TASK DIRECTIONS: Extract every line where the string "title" appears.

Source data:

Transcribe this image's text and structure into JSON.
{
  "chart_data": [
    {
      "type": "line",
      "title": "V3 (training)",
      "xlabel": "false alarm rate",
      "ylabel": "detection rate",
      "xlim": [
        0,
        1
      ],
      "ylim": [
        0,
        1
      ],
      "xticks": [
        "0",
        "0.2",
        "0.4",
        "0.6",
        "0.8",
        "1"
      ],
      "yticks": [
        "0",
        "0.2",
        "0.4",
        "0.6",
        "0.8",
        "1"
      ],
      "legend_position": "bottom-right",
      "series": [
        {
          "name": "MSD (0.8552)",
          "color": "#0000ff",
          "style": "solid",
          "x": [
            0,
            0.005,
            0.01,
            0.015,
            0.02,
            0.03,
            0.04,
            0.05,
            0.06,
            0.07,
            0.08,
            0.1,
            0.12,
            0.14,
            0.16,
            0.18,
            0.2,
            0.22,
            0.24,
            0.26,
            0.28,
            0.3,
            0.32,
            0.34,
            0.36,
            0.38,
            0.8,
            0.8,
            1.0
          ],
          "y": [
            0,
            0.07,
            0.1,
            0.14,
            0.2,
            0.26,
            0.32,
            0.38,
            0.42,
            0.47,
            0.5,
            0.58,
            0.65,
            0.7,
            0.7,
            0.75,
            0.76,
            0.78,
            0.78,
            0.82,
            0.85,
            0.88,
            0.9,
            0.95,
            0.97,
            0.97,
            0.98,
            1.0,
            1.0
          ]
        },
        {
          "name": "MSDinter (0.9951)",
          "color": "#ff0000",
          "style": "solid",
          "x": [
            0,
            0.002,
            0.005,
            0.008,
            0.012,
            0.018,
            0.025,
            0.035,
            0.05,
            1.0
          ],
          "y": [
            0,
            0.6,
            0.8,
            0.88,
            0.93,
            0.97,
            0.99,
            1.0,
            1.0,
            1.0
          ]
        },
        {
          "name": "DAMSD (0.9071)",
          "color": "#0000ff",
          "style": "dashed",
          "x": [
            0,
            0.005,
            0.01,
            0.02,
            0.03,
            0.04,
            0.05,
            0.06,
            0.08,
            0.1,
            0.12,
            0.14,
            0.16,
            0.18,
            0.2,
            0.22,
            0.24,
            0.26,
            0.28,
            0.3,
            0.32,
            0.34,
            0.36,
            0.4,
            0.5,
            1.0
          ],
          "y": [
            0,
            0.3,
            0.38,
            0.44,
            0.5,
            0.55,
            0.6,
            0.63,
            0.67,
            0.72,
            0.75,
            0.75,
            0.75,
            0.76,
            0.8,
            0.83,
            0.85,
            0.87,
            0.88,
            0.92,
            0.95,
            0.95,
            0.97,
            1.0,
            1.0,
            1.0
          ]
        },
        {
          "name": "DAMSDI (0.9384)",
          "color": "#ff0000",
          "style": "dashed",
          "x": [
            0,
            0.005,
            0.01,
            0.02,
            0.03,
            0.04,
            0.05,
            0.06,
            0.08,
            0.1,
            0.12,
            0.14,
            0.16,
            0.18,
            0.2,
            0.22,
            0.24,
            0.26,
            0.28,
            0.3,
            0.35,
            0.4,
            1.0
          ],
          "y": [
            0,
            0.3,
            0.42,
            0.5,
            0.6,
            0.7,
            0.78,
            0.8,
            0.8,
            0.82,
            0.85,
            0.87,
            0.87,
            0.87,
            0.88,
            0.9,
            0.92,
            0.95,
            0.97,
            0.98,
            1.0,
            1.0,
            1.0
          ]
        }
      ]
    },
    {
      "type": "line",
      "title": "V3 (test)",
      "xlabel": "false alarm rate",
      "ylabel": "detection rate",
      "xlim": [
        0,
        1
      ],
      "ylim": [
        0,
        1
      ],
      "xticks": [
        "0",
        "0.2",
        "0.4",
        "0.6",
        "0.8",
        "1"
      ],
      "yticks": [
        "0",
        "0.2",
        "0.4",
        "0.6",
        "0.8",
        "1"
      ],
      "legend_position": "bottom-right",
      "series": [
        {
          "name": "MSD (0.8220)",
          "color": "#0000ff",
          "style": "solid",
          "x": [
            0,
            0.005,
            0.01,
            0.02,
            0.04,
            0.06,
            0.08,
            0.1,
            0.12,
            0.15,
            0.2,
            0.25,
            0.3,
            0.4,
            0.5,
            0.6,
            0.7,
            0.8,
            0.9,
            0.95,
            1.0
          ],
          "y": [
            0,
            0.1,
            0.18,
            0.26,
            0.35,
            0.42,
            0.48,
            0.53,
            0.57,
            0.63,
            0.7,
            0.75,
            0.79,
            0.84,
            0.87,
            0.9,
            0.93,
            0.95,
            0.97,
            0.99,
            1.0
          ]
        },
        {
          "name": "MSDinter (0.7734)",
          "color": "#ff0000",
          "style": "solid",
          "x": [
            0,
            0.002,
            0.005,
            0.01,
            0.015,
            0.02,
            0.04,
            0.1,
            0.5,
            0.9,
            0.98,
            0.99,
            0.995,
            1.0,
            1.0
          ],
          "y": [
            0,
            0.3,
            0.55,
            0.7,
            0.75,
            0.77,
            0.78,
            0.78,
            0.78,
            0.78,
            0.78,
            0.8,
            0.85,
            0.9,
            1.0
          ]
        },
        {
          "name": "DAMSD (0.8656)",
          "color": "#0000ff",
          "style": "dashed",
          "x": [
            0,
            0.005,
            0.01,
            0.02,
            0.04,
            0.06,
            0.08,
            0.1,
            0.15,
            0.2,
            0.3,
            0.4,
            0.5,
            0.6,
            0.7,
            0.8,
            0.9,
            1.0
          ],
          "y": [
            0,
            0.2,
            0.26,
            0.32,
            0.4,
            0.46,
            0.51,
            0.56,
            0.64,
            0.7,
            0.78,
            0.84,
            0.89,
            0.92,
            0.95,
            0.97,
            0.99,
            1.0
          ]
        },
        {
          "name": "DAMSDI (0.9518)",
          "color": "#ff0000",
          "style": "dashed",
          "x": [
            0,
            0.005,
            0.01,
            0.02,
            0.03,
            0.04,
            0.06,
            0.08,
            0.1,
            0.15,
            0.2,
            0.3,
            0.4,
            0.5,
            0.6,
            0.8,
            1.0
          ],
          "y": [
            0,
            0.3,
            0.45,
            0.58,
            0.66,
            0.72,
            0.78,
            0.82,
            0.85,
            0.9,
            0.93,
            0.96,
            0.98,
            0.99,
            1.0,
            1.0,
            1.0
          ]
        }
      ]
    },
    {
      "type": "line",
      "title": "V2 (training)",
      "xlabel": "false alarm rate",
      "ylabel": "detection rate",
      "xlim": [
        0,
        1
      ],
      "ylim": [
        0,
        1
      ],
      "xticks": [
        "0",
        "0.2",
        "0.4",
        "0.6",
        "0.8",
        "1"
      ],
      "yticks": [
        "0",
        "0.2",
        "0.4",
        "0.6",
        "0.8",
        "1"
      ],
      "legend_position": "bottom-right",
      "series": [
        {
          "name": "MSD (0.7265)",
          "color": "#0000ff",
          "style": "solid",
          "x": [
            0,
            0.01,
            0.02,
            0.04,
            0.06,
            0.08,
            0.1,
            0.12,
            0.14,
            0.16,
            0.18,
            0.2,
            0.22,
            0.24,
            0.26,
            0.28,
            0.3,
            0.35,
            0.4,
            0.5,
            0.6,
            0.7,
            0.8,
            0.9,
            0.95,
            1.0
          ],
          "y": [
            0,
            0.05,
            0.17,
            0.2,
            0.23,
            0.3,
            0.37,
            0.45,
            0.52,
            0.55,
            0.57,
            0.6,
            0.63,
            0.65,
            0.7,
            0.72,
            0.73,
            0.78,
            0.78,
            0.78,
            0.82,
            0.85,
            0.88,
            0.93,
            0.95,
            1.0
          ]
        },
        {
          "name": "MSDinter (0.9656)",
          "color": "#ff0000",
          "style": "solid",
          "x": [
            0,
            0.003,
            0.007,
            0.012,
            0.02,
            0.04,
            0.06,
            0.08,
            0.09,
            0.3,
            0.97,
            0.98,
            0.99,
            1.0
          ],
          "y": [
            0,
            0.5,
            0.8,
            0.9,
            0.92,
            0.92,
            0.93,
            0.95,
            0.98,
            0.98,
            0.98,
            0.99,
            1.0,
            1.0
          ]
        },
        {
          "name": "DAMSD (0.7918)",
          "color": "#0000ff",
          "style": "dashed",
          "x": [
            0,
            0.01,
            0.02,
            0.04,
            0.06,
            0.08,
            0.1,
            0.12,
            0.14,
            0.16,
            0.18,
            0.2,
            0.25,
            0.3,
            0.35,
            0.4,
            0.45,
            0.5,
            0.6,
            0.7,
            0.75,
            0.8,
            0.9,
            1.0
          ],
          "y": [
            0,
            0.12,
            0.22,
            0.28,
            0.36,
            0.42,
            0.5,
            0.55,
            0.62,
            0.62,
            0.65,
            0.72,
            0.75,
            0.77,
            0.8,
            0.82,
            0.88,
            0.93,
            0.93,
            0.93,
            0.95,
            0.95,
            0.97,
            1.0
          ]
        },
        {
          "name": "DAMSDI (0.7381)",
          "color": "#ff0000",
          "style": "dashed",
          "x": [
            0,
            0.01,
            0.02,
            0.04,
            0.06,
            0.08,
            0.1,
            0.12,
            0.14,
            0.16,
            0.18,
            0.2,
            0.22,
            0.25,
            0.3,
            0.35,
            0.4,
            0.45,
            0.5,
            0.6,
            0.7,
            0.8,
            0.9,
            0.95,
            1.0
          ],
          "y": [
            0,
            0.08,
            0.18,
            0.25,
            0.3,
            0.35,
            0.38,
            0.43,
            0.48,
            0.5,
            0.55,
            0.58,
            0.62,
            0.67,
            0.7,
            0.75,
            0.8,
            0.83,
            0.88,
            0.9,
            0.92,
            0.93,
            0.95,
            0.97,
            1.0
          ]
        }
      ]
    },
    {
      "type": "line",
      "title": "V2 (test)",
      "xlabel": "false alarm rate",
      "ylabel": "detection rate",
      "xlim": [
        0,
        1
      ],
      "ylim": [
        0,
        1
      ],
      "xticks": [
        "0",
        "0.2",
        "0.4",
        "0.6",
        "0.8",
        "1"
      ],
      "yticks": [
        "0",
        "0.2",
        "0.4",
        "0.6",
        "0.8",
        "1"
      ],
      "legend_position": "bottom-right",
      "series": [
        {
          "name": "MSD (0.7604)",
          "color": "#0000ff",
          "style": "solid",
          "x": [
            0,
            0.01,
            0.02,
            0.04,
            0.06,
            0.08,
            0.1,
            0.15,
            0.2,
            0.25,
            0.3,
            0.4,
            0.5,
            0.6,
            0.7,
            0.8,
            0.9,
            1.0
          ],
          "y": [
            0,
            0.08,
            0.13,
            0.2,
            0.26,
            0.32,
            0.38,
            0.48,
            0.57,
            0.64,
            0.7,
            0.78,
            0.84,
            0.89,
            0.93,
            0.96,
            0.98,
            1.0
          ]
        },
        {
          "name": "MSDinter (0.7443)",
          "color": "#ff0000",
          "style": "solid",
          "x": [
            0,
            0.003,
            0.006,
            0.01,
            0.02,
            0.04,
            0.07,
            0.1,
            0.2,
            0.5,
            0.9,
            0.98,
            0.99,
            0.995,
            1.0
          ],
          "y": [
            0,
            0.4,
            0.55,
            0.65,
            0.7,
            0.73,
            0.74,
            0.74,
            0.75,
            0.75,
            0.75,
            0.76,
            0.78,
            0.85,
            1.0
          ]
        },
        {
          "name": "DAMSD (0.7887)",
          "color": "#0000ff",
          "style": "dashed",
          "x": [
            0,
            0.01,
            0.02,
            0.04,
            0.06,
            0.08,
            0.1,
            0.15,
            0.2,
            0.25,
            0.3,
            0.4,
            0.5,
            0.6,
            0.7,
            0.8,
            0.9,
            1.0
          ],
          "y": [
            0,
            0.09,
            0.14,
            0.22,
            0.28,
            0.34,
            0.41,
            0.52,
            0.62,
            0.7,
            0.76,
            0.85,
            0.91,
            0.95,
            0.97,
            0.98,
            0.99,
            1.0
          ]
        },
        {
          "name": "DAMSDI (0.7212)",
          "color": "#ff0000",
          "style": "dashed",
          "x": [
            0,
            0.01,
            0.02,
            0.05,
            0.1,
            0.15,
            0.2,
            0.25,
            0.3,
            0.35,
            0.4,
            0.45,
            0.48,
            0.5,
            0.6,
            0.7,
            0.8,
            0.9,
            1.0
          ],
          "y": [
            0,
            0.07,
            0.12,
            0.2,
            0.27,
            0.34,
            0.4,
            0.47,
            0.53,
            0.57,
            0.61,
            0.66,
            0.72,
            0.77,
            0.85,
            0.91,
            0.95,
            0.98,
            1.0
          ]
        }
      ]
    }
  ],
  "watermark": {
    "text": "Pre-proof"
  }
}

RESULT OF THIS EXERCISE:
      "title": "V3 (training)",
      "title": "V3 (test)",
      "title": "V2 (training)",
      "title": "V2 (test)",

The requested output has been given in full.